_Source extract:_

-------------------------

INPUT: Sets a pin as an input, allowing your code to read external signals or sensor data.OUTPUT: Sets a pin as an output, enabling your code to send signals to external devices like LEDs, motors, or relays.
pinMode(2, INPUT); // Sets pin 2 as an input
pinMode(13, OUTPUT); // Sets pin 13 as an output
LED_BUILTIN¶
LED_BUILTIN is a constant that represents the built-in LED on most
Arduino boards, including your Arduino Uno. This constant is useful when
you want to control the built-in LED without specifying a pin number.
digitalWrite(LED_BUILTIN, HIGH); // Turns on the built-in LED
digitalWrite(LED_BUILTIN, LOW); // Turns off the built-in LED
Tip
HIGH / LOW and INPUT / OUTPUT will be covered in more detail when
discussing controlling pins and
interacting with external components in the Your First
Arduino Program section.
These variables will be used extensively in your Arduino projects. Don’t worry about memorizing them now; you’ll become familiar with them over time.
Variable Scope¶
In programming, there are rules that determine where a variable can be used in your code. This is known as variable scope. Understanding variable scope is crucial, as it affects how you structure your programs and how you manage data.
In Arduino, variables can have global scope or local scope, and the distinction impacts how you structure your programs.
Global Scope¶
Variables with global scope are declared outside of any function. They can be accessed and modified by any part of the program, including all functions.
Example: Global Variable:
int counter = 0; // Global variable
void setup() {
Serial.begin(9600);
}
void loop() {
counter++; // Increment the global counter
Serial.println(counter); // Accessible in loop()
delay(1000);
}
In this example, counter is accessible throughout the entire
program. However, overusing global variables can make debugging
difficult, as changes in one part of the code may unintentionally affect
another.
Note
Typically global variables are defined using UPPER_SNAKE_CASE to
distinguish them from local variables. This is a common convention in
programming.
int GLOBAL_VARIABLE = 0;
Local Scope¶
Variables with local scope are declared inside a function or block of
code (e.g., inside {}). They are only accessible within that
specific function or block.
Example: Local Variable¶
void setup() {
Serial.begin(9600);
}
void loop() {
int localCounter = 0; // Local variable
localCounter++; // Increment local variable
Serial.println(localCounter); // Always prints 1
delay(1000);
}
Here, localCounter is recreated each time loop() runs, so its
value doesn’t persist between iterations. This ensures that changes to
the variable do not affect other parts of the program.
Nested Functions and Variable Scope¶
In Arduino, while you cannot define functions directly inside other functions, you can create a structure where functions call other functions. This allows for modular code while maintaining the scope of variables within individual functions.
Example: Nested Function Calls¶
int calculateSum(int a, int b) { // Function used within another function
return a + b;
}
void printResult(int num1, int num2) {
int sum = calculateSum(num1, num2); // Call a helper function
Serial.print("The sum of ");
Serial.print(num1);
Serial.print(" and ");
Serial.print(num2);
Serial.print(" is ");
Serial.println(sum);
}
void setup() {
Serial.begin(9600);
printResult(5, 7); // Prints: The sum of 5 and 7 is 12
}
void loop() {
// No code needed here
}
In this example:
calculateSumis a helper function used by printResult.The variable
sumis local toprintResultand cannot be accessed outside of it, ensuring modularity and minimizing potential bugs.
Why Scope Matters¶
Avoiding Conflicts: Keeping variables local where possible reduces the chances of accidental changes elsewhere in the program.
Improved Readability: Local variables make it clear where and how a variable is used.
Memory Efficiency: Local variables are created and destroyed as needed, reducing memory usage compared to global variables.
By carefully managing variable scope, you can write cleaner, more efficient, and less error-prone programs. Aim to use global variables sparingly and rely on local variables whenever possible for modular, maintainable code.

-------------------------

[Items listed in a dataset]
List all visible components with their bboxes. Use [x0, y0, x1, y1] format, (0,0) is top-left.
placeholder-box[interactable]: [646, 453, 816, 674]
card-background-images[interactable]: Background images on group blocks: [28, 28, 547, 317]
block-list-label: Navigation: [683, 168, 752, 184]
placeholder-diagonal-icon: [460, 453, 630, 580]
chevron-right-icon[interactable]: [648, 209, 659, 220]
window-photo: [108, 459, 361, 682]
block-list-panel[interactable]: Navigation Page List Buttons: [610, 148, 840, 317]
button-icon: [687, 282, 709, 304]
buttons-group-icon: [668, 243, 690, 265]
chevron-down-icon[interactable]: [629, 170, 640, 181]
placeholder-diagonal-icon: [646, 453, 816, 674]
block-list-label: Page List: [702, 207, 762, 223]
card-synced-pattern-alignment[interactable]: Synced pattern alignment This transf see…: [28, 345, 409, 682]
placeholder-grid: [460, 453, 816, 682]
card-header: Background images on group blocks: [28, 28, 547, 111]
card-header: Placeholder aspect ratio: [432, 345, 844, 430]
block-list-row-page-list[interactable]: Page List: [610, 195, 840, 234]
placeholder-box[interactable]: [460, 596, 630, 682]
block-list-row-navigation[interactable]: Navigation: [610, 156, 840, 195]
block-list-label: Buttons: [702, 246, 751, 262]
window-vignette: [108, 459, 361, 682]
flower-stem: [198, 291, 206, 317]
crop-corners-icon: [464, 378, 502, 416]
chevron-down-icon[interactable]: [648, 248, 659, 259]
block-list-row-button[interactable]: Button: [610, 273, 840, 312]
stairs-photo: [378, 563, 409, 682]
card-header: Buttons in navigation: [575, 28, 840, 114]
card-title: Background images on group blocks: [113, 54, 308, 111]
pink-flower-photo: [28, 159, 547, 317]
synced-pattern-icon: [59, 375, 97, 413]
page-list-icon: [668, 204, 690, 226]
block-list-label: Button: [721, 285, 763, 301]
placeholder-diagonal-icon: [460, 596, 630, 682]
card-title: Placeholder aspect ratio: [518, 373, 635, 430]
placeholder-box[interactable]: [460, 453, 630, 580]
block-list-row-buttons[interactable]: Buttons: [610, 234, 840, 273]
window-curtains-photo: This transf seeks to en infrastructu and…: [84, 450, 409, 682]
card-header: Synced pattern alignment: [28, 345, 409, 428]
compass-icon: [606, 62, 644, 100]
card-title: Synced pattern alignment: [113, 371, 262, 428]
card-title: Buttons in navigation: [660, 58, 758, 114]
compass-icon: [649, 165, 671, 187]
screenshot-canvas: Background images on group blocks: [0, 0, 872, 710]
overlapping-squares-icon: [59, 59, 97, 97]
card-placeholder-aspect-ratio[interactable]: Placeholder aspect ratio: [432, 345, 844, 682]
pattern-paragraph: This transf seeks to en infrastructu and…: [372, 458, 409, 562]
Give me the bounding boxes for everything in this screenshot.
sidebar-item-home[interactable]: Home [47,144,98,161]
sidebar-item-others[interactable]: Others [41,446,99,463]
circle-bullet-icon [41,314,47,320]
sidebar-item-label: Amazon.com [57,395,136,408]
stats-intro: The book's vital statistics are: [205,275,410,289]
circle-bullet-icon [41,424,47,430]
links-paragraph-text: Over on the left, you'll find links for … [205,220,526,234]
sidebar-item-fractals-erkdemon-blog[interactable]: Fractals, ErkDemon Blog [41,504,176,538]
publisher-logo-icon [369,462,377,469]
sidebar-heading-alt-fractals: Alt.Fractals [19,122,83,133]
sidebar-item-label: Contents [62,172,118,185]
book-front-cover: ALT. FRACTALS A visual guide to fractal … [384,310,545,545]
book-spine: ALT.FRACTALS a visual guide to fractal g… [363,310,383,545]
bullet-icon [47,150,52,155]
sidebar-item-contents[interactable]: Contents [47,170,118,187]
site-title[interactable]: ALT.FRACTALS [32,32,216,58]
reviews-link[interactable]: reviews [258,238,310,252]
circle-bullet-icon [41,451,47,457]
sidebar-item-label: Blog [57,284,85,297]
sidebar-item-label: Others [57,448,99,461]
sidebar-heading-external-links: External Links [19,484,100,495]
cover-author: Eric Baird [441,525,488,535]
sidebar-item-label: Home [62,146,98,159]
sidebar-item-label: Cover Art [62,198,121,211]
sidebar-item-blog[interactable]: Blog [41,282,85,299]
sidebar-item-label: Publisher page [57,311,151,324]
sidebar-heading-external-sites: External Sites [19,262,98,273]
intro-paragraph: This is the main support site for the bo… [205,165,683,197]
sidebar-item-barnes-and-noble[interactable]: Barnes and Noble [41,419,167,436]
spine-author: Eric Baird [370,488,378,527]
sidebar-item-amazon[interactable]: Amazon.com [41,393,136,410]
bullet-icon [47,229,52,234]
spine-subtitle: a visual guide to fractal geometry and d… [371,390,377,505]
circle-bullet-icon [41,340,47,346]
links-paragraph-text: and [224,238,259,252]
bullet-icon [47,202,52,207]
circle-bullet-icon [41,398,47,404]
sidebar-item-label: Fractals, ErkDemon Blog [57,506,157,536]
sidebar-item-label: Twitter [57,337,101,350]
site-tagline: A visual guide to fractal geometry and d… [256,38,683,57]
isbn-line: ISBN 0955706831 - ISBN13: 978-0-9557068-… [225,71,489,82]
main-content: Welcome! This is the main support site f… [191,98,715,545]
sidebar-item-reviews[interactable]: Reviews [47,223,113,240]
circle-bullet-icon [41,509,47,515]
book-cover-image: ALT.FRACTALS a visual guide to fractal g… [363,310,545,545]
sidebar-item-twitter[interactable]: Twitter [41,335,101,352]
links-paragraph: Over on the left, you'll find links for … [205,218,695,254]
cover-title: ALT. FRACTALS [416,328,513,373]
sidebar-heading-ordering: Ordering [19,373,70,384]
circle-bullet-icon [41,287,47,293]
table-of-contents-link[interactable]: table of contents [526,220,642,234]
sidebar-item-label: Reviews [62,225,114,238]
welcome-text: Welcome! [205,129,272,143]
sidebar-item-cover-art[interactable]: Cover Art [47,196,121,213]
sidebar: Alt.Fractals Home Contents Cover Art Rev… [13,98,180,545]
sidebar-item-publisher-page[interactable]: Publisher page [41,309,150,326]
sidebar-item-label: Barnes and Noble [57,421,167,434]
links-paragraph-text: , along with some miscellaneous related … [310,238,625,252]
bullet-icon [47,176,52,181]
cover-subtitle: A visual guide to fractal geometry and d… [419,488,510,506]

-------------------------

_Actions to take:_
1 – In the Arduino tutorial, where are variables with global scope declared?
2 – Does each statement agree with the Arduino tutorial? Answer yes or no for each, quoting the words that decide it. (a) LED_BUILTIN lets you control the built-in LED without giving a pin number. (b) In Arduino, a function can be defined directly inside another function. (c) Local variables use more memory than global variables.

_Solution list:_
1 – Outside of any function.

2 –
(a) Yes: "This constant is useful when you want to control the built-in LED without specifying a pin number."
(b) No: "while you cannot define functions directly inside other functions"
(c) No: "Local variables are created and destroyed as needed, reducing memory usage compared to global variables."